Aim of the task -
Copy whichever lines contain the string "subtitle".
─── Records provided
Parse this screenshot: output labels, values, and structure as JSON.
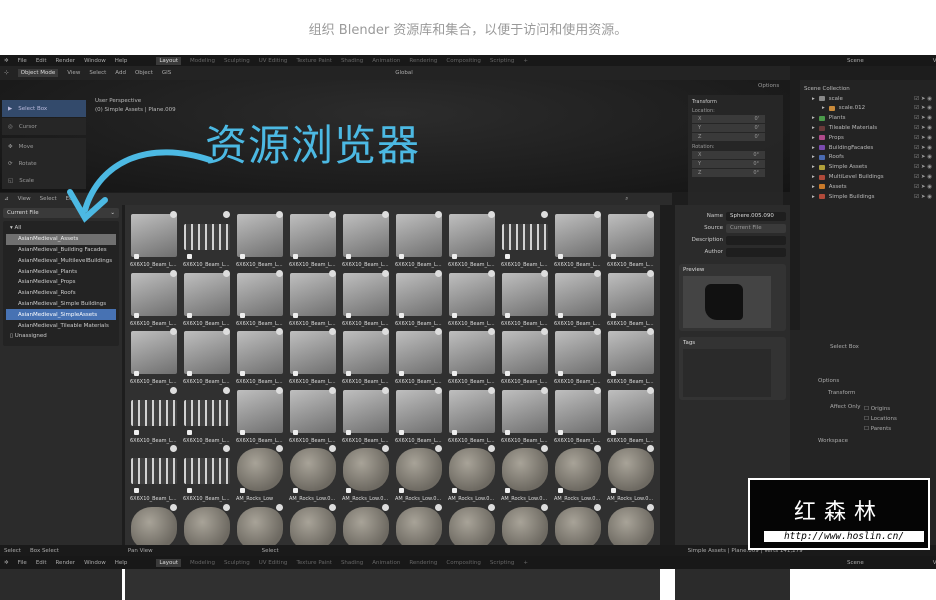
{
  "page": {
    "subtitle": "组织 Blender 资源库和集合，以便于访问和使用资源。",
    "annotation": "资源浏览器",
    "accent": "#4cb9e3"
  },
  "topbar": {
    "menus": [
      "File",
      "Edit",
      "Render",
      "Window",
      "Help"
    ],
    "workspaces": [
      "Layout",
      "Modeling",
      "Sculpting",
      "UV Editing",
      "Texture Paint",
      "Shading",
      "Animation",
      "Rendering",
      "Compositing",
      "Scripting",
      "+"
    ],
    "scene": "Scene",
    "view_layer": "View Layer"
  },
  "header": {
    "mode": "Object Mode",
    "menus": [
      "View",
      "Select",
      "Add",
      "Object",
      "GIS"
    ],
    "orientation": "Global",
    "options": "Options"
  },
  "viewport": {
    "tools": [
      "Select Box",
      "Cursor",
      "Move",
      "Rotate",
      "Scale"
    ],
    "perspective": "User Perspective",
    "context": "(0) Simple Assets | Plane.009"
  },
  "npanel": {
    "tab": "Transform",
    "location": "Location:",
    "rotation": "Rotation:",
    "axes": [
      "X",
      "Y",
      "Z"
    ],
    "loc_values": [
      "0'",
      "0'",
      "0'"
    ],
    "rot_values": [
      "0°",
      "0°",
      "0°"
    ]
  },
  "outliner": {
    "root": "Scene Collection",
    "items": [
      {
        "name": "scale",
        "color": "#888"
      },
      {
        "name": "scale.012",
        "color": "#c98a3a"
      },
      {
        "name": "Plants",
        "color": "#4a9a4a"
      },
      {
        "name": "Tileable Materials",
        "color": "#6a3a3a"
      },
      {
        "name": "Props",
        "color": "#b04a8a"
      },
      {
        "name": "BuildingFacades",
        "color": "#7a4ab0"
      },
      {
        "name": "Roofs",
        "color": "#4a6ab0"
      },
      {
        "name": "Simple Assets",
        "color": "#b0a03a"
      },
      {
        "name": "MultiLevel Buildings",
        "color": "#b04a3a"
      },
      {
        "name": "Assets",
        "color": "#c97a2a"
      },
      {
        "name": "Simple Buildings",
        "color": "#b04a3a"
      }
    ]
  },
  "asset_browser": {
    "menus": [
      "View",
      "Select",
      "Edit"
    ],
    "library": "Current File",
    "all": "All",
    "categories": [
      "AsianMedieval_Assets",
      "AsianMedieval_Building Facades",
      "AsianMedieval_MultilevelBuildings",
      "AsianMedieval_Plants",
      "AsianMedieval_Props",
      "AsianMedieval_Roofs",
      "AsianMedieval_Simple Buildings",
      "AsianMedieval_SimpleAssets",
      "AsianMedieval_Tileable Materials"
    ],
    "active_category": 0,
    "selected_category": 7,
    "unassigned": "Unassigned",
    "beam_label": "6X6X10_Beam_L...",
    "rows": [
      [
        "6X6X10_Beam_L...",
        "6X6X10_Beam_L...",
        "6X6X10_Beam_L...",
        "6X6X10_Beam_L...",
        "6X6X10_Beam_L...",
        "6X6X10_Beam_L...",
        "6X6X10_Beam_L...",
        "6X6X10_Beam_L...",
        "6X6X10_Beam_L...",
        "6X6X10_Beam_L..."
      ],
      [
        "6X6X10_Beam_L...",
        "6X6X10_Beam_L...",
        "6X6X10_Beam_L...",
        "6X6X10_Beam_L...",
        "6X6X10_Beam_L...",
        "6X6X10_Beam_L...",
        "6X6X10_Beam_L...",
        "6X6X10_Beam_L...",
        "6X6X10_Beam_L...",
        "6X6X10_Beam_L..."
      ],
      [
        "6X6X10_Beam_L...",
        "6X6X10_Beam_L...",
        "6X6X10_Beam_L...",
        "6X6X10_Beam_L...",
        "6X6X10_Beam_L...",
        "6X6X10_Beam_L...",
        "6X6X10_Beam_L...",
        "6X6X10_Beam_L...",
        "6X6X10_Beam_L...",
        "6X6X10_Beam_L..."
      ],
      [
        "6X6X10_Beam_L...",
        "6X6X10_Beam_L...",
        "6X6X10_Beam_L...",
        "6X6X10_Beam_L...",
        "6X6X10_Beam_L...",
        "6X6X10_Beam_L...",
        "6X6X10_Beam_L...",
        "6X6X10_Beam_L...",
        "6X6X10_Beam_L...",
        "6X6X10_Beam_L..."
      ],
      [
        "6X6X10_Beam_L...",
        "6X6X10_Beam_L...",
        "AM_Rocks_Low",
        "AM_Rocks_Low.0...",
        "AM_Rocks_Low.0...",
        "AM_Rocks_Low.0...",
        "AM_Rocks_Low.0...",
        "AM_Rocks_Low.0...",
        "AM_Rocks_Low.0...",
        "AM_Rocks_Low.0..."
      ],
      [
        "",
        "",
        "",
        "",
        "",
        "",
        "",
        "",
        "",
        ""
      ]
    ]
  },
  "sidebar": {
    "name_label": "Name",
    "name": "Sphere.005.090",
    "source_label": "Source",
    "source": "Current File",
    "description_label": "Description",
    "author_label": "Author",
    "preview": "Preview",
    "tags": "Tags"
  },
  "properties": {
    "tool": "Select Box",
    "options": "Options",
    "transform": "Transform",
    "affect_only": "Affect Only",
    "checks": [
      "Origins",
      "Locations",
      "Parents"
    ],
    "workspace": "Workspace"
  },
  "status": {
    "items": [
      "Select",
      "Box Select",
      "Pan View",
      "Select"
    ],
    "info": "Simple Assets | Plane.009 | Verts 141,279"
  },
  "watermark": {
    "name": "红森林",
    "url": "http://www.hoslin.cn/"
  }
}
──────
─── Records provided
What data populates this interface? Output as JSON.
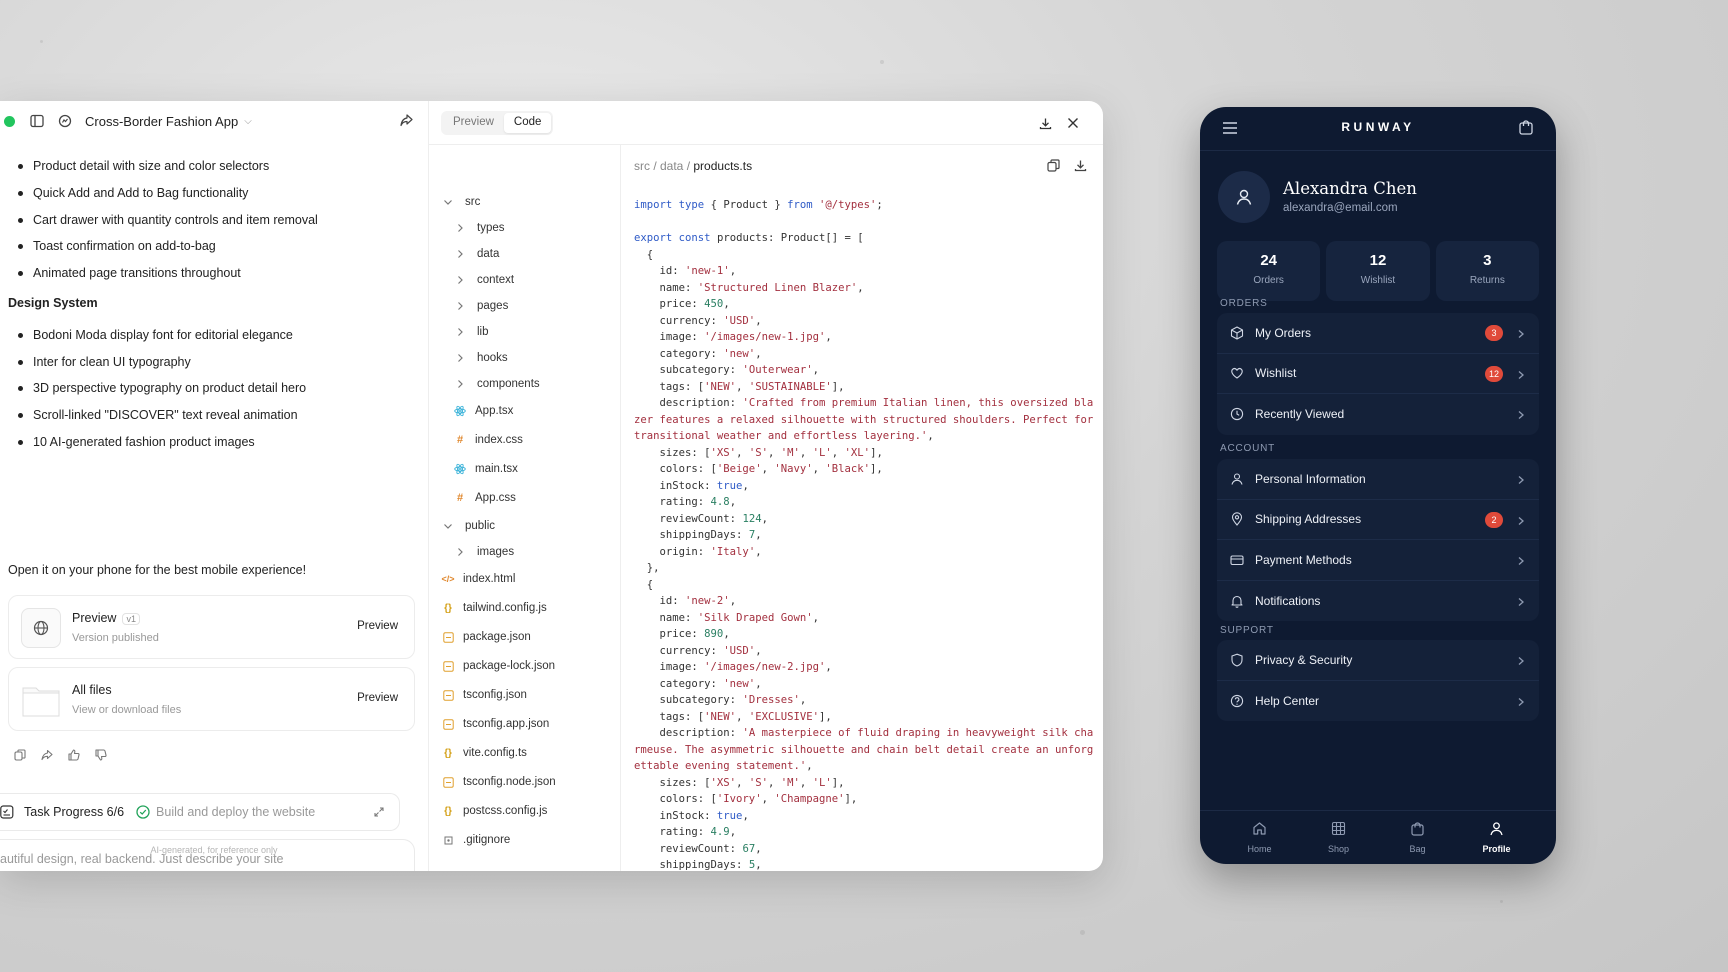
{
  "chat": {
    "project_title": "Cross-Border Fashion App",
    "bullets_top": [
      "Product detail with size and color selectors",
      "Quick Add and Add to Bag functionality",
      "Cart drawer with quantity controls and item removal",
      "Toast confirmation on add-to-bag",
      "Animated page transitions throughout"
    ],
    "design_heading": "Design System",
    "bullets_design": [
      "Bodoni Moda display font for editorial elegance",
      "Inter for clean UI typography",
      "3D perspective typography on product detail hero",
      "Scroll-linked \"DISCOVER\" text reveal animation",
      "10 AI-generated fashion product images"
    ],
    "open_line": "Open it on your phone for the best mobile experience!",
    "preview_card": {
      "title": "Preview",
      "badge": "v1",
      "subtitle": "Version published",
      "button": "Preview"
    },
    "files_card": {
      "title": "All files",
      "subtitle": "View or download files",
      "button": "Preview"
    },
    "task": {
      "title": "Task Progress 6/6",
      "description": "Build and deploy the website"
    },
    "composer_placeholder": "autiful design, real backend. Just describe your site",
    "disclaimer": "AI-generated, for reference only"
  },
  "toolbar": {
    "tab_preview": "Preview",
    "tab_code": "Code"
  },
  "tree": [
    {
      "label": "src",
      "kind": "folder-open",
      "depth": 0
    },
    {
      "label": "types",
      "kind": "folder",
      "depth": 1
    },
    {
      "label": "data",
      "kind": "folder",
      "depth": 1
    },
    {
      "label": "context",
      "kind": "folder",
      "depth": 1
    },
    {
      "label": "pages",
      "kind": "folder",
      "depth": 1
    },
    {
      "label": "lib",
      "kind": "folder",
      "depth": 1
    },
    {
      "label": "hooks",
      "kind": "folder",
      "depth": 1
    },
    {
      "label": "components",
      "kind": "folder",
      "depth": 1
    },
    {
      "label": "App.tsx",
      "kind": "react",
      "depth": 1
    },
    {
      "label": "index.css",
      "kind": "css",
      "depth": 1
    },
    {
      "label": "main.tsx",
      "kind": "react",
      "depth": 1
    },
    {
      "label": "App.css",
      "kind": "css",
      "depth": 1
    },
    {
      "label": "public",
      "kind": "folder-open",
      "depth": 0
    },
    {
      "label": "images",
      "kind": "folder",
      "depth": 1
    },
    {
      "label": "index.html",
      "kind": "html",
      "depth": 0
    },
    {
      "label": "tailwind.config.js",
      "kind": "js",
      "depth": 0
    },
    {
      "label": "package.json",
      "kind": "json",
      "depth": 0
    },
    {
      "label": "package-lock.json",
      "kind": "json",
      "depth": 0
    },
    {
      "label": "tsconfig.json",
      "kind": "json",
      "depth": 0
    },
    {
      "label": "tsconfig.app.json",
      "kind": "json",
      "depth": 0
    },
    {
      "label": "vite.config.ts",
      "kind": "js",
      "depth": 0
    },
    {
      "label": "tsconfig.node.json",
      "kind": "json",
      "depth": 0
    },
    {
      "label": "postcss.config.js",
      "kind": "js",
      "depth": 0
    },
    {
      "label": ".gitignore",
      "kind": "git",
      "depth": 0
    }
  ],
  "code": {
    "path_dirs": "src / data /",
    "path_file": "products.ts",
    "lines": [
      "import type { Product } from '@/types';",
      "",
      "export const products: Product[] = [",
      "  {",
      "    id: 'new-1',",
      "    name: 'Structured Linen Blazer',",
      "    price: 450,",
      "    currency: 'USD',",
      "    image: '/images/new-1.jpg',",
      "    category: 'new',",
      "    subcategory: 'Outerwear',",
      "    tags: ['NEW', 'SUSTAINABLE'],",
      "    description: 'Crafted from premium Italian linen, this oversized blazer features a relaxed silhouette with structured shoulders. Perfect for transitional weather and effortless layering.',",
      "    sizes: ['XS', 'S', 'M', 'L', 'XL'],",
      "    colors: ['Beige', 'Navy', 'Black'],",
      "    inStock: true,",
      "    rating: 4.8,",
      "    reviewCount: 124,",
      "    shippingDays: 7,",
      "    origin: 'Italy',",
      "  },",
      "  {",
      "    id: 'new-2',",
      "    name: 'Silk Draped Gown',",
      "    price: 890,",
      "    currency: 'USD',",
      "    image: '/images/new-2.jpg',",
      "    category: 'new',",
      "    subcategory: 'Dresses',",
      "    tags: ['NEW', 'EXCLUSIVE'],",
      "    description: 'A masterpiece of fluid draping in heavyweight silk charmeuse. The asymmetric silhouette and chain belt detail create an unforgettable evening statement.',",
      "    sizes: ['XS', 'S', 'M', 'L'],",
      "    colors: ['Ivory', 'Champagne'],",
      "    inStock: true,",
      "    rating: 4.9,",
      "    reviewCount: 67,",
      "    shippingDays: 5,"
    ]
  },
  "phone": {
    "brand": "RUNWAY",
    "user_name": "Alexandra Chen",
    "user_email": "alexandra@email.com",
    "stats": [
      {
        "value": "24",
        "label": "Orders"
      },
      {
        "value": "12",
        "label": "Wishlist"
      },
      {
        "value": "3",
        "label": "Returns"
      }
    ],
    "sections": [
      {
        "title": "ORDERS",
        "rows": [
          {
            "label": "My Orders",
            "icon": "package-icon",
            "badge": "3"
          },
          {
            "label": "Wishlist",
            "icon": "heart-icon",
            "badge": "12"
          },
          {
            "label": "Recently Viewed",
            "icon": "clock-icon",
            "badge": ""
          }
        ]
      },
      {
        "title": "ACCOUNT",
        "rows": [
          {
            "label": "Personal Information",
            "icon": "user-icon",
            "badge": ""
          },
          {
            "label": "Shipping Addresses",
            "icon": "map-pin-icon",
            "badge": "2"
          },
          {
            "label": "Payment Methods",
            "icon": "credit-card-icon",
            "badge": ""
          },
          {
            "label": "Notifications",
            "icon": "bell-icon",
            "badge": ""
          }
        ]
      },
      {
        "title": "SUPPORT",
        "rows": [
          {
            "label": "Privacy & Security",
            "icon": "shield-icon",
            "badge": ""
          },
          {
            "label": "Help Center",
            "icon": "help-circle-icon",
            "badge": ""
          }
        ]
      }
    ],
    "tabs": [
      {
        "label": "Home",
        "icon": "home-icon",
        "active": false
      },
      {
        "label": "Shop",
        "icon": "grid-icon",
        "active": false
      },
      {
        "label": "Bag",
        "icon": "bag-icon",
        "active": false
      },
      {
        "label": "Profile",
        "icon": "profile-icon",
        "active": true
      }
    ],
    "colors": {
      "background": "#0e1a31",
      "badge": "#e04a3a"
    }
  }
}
──────
Solution to the problem -
    "subtitle": "组织 Blender 资源库和集合，以便于访问和使用资源。",
      "subtitle": "Version published",
      "subtitle": "View or download files",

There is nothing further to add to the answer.